STATED GOAL - Omit every picture while repeating the entries exactly.

DATA TO PROCESS -
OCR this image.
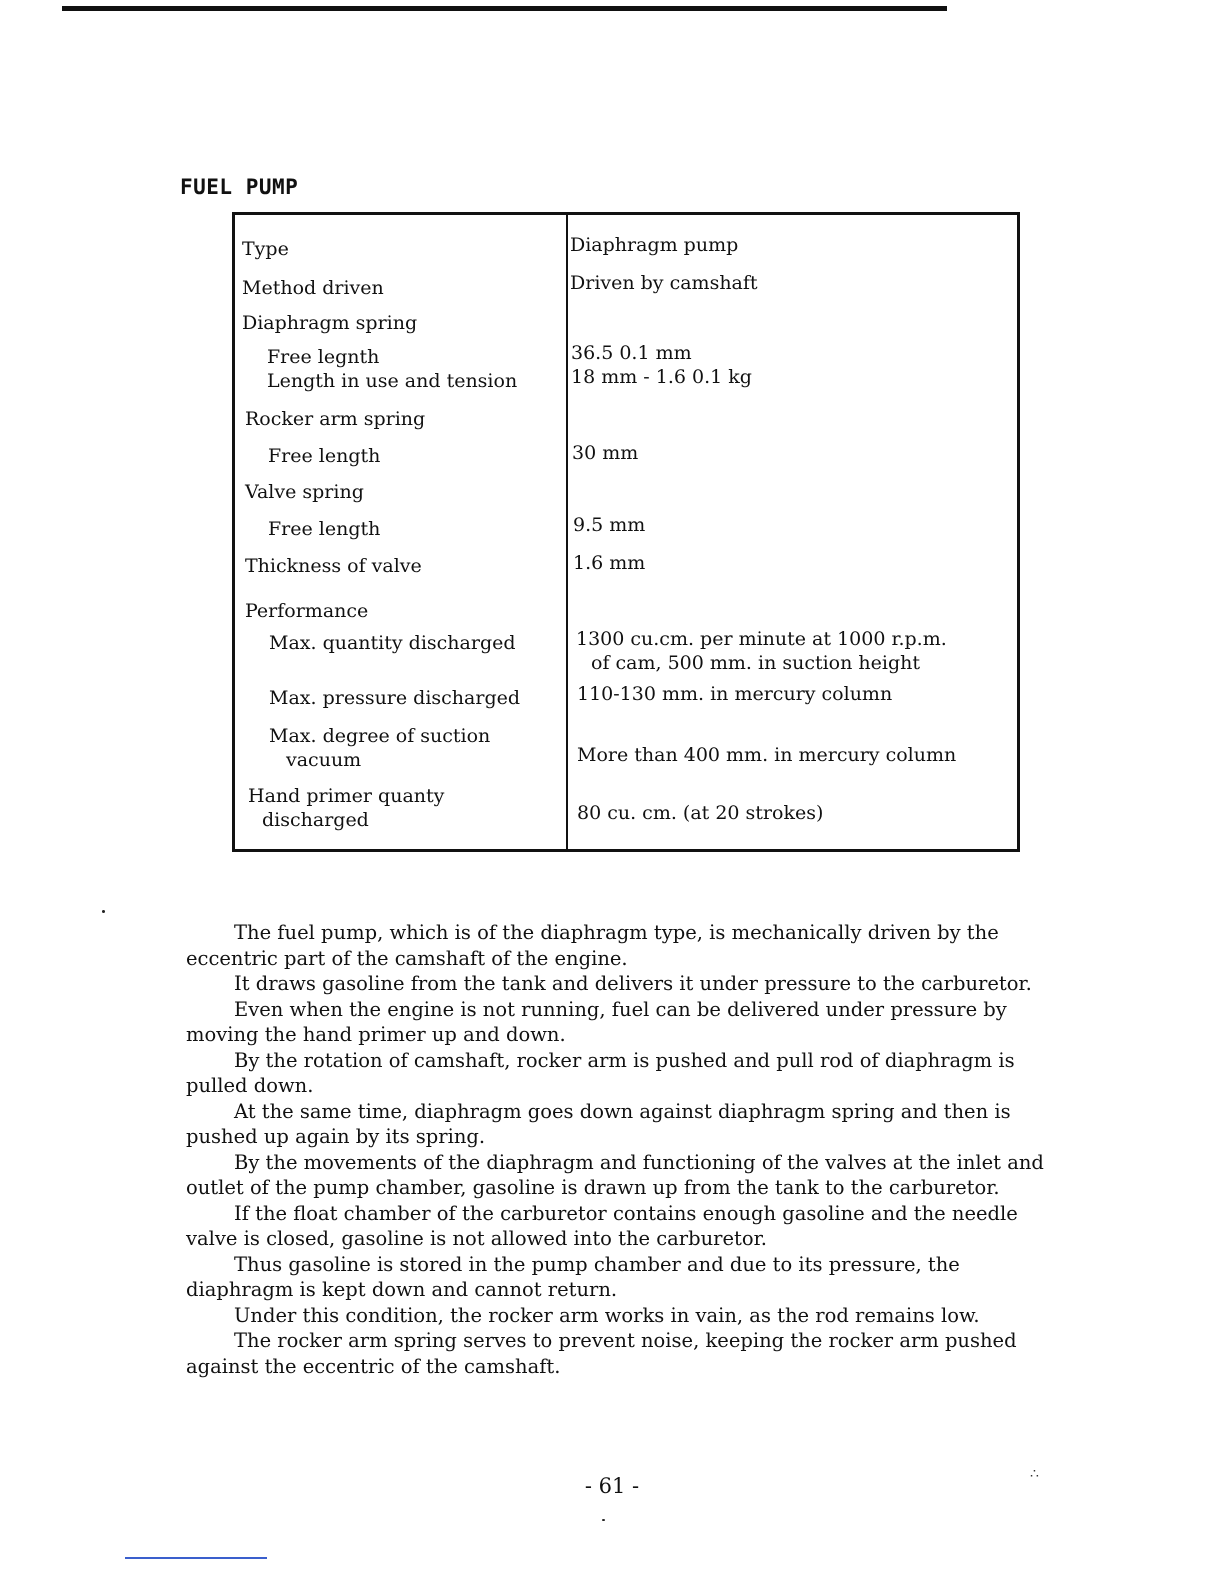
FUEL PUMP
Type	Diaphragm pump
Method driven	Driven by camshaft
Diaphragm spring
Free legnth	36.5 0.1 mm
Length in use and tension	18 mm - 1.6 0.1 kg
Rocker arm spring
Free length	30 mm
Valve spring
Free length	9.5 mm
Thickness of valve	1.6 mm
Performance
Max. quantity discharged	1300 cu.cm. per minute at 1000 r.p.m.
of cam, 500 mm. in suction height
Max. pressure discharged	110-130 mm. in mercury column
Max. degree of suction
vacuum	More than 400 mm. in mercury column
Hand primer quanty
discharged	80 cu. cm. (at 20 strokes)

The fuel pump, which is of the diaphragm type, is mechanically driven by the eccentric part of the camshaft of the engine.

It draws gasoline from the tank and delivers it under pressure to the carburetor.

Even when the engine is not running, fuel can be delivered under pressure by moving the hand primer up and down.

By the rotation of camshaft, rocker arm is pushed and pull rod of diaphragm is pulled down.

At the same time, diaphragm goes down against diaphragm spring and then is pushed up again by its spring.

By the movements of the diaphragm and functioning of the valves at the inlet and outlet of the pump chamber, gasoline is drawn up from the tank to the carburetor.

If the float chamber of the carburetor contains enough gasoline and the needle valve is closed, gasoline is not allowed into the carburetor.

Thus gasoline is stored in the pump chamber and due to its pressure, the diaphragm is kept down and cannot return.

Under this condition, the rocker arm works in vain, as the rod remains low.

The rocker arm spring serves to prevent noise, keeping the rocker arm pushed against the eccentric of the camshaft.

- 61 -	∴
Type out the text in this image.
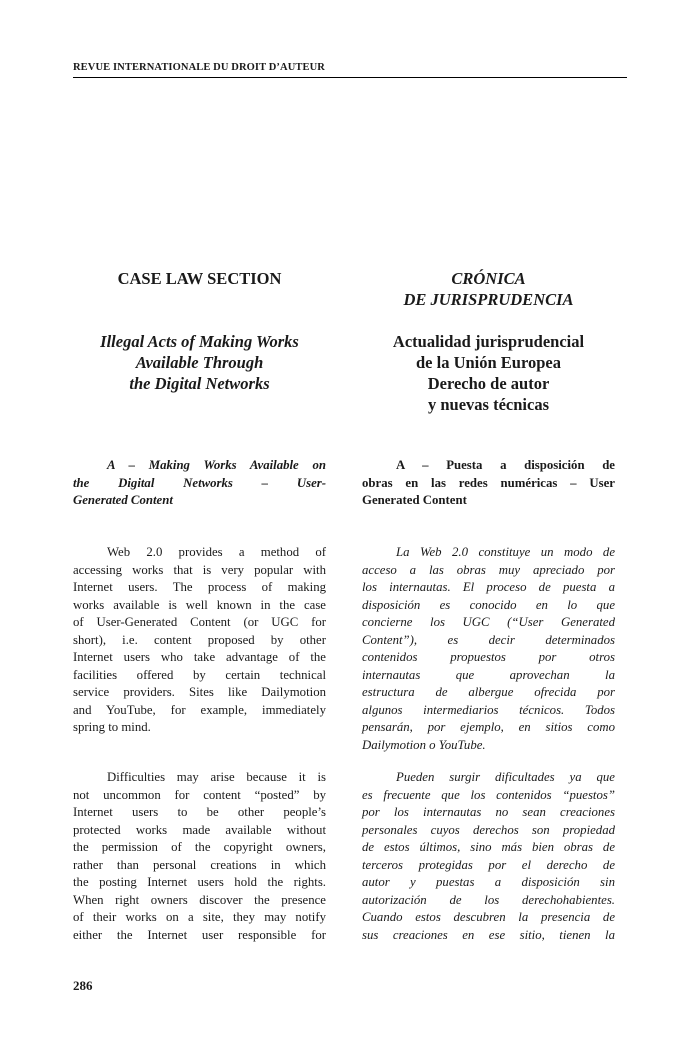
REVUE INTERNATIONALE DU DROIT D’AUTEUR
CASE LAW SECTION
Illegal Acts of Making Works
Available Through
the Digital Networks
A – Making Works Available on
the Digital Networks – User-
Generated Content
Web 2.0 provides a method of
accessing works that is very popular with
Internet users. The process of making
works available is well known in the case
of User-Generated Content (or UGC for
short), i.e. content proposed by other
Internet users who take advantage of the
facilities offered by certain technical
service providers. Sites like Dailymotion
and YouTube, for example, immediately
spring to mind.
Difficulties may arise because it is
not uncommon for content “posted” by
Internet users to be other people’s
protected works made available without
the permission of the copyright owners,
rather than personal creations in which
the posting Internet users hold the rights.
When right owners discover the presence
of their works on a site, they may notify
either the Internet user responsible for
CRÓNICA
DE JURISPRUDENCIA
Actualidad jurisprudencial
de la Unión Europea
Derecho de autor
y nuevas técnicas
A – Puesta a disposición de
obras en las redes numéricas – User
Generated Content
La Web 2.0 constituye un modo de
acceso a las obras muy apreciado por
los internautas. El proceso de puesta a
disposición es conocido en lo que
concierne los UGC (“User Generated
Content”), es decir determinados
contenidos propuestos por otros
internautas que aprovechan la
estructura de albergue ofrecida por
algunos intermediarios técnicos. Todos
pensarán, por ejemplo, en sitios como
Dailymotion o YouTube.
Pueden surgir dificultades ya que
es frecuente que los contenidos “puestos”
por los internautas no sean creaciones
personales cuyos derechos son propiedad
de estos últimos, sino más bien obras de
terceros protegidas por el derecho de
autor y puestas a disposición sin
autorización de los derechohabientes.
Cuando estos descubren la presencia de
sus creaciones en ese sitio, tienen la
286
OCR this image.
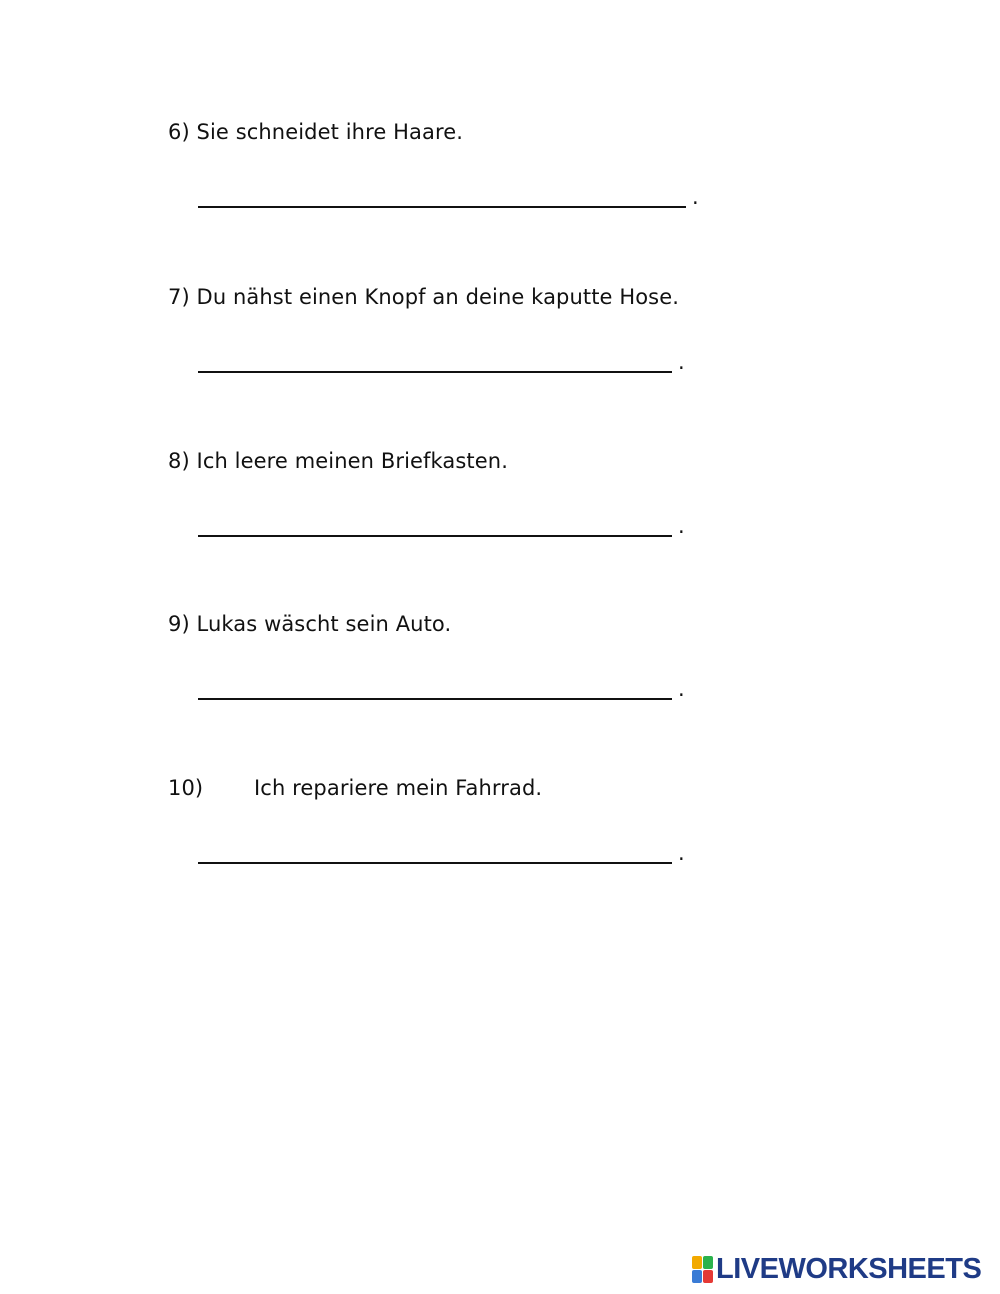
6) Sie schneidet ihre Haare.
.
7) Du nähst einen Knopf an deine kaputte Hose.
.
8) Ich leere meinen Briefkasten.
.
9) Lukas wäscht sein Auto.
.
10) Ich repariere mein Fahrrad.
.
LIVEWORKSHEETS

OUTPUT FOR THIS EXERCISE -
OCR this image.
FUEL PUMP
Type	Diaphragm pump
Method driven	Driven by camshaft
Diaphragm spring
Free legnth	36.5 0.1 mm
Length in use and tension	18 mm - 1.6 0.1 kg
Rocker arm spring
Free length	30 mm
Valve spring
Free length	9.5 mm
Thickness of valve	1.6 mm
Performance
Max. quantity discharged	1300 cu.cm. per minute at 1000 r.p.m.
of cam, 500 mm. in suction height
Max. pressure discharged	110-130 mm. in mercury column
Max. degree of suction
vacuum	More than 400 mm. in mercury column
Hand primer quanty
discharged	80 cu. cm. (at 20 strokes)

The fuel pump, which is of the diaphragm type, is mechanically driven by the eccentric part of the camshaft of the engine.

It draws gasoline from the tank and delivers it under pressure to the carburetor.

Even when the engine is not running, fuel can be delivered under pressure by moving the hand primer up and down.

By the rotation of camshaft, rocker arm is pushed and pull rod of diaphragm is pulled down.

At the same time, diaphragm goes down against diaphragm spring and then is pushed up again by its spring.

By the movements of the diaphragm and functioning of the valves at the inlet and outlet of the pump chamber, gasoline is drawn up from the tank to the carburetor.

If the float chamber of the carburetor contains enough gasoline and the needle valve is closed, gasoline is not allowed into the carburetor.

Thus gasoline is stored in the pump chamber and due to its pressure, the diaphragm is kept down and cannot return.

Under this condition, the rocker arm works in vain, as the rod remains low.

The rocker arm spring serves to prevent noise, keeping the rocker arm pushed against the eccentric of the camshaft.

- 61 -	∴
Type out the text in this image.
REVUE INTERNATIONALE DU DROIT D’AUTEUR
CASE LAW SECTION
Illegal Acts of Making Works
Available Through
the Digital Networks
A – Making Works Available on
the Digital Networks – User-
Generated Content
Web 2.0 provides a method of
accessing works that is very popular with
Internet users. The process of making
works available is well known in the case
of User-Generated Content (or UGC for
short), i.e. content proposed by other
Internet users who take advantage of the
facilities offered by certain technical
service providers. Sites like Dailymotion
and YouTube, for example, immediately
spring to mind.
Difficulties may arise because it is
not uncommon for content “posted” by
Internet users to be other people’s
protected works made available without
the permission of the copyright owners,
rather than personal creations in which
the posting Internet users hold the rights.
When right owners discover the presence
of their works on a site, they may notify
either the Internet user responsible for
CRÓNICA
DE JURISPRUDENCIA
Actualidad jurisprudencial
de la Unión Europea
Derecho de autor
y nuevas técnicas
A – Puesta a disposición de
obras en las redes numéricas – User
Generated Content
La Web 2.0 constituye un modo de
acceso a las obras muy apreciado por
los internautas. El proceso de puesta a
disposición es conocido en lo que
concierne los UGC (“User Generated
Content”), es decir determinados
contenidos propuestos por otros
internautas que aprovechan la
estructura de albergue ofrecida por
algunos intermediarios técnicos. Todos
pensarán, por ejemplo, en sitios como
Dailymotion o YouTube.
Pueden surgir dificultades ya que
es frecuente que los contenidos “puestos”
por los internautas no sean creaciones
personales cuyos derechos son propiedad
de estos últimos, sino más bien obras de
terceros protegidas por el derecho de
autor y puestas a disposición sin
autorización de los derechohabientes.
Cuando estos descubren la presencia de
sus creaciones en ese sitio, tienen la
286
OCR this image.
6) Sie schneidet ihre Haare.
.
7) Du nähst einen Knopf an deine kaputte Hose.
.
8) Ich leere meinen Briefkasten.
.
9) Lukas wäscht sein Auto.
.
10) Ich repariere mein Fahrrad.
.
LIVEWORKSHEETS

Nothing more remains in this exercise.